### Exercise prompt
Make a tally of the lines in the records that include the string "seated", and give only that number.

### Data extract
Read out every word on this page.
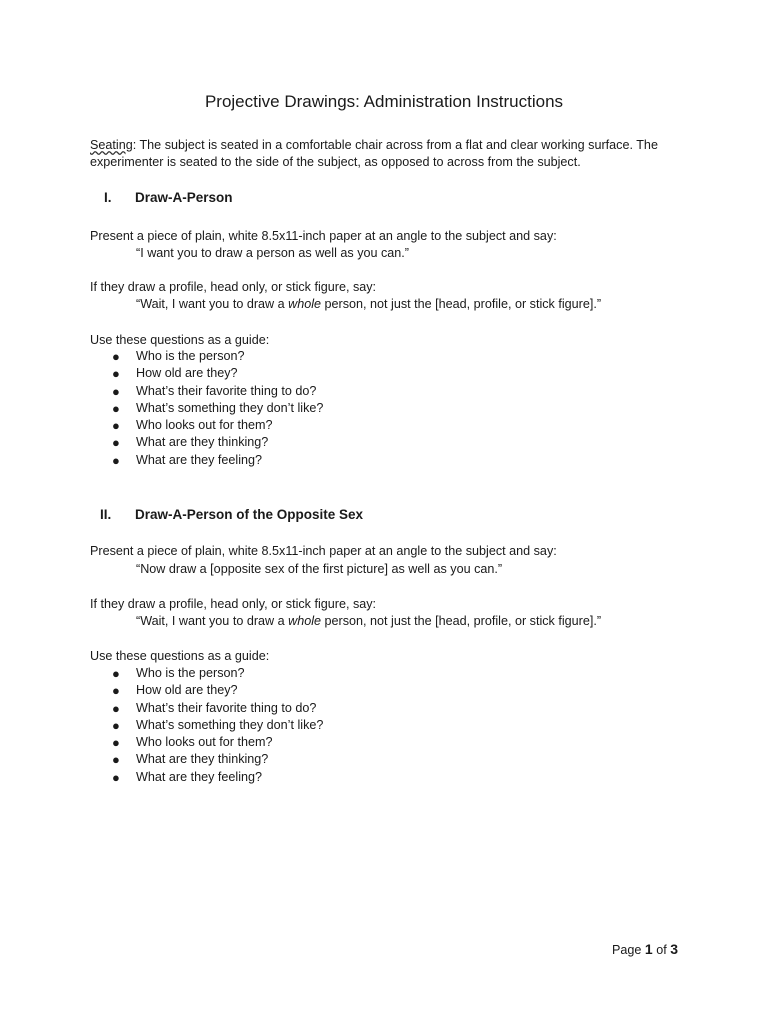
Projective Drawings: Administration Instructions
Seating: The subject is seated in a comfortable chair across from a flat and clear working surface. The
experimenter is seated to the side of the subject, as opposed to across from the subject.
I. Draw-A-Person
Present a piece of plain, white 8.5x11-inch paper at an angle to the subject and say:
“I want you to draw a person as well as you can.”
If they draw a profile, head only, or stick figure, say:
“Wait, I want you to draw a whole person, not just the [head, profile, or stick figure].”
Use these questions as a guide:
● Who is the person?
● How old are they?
● What’s their favorite thing to do?
● What’s something they don’t like?
● Who looks out for them?
● What are they thinking?
● What are they feeling?
II. Draw-A-Person of the Opposite Sex
Present a piece of plain, white 8.5x11-inch paper at an angle to the subject and say:
“Now draw a [opposite sex of the first picture] as well as you can.”
If they draw a profile, head only, or stick figure, say:
“Wait, I want you to draw a whole person, not just the [head, profile, or stick figure].”
Use these questions as a guide:
● Who is the person?
● How old are they?
● What’s their favorite thing to do?
● What’s something they don’t like?
● Who looks out for them?
● What are they thinking?
● What are they feeling?
Page 1 of 3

### Correct answer
2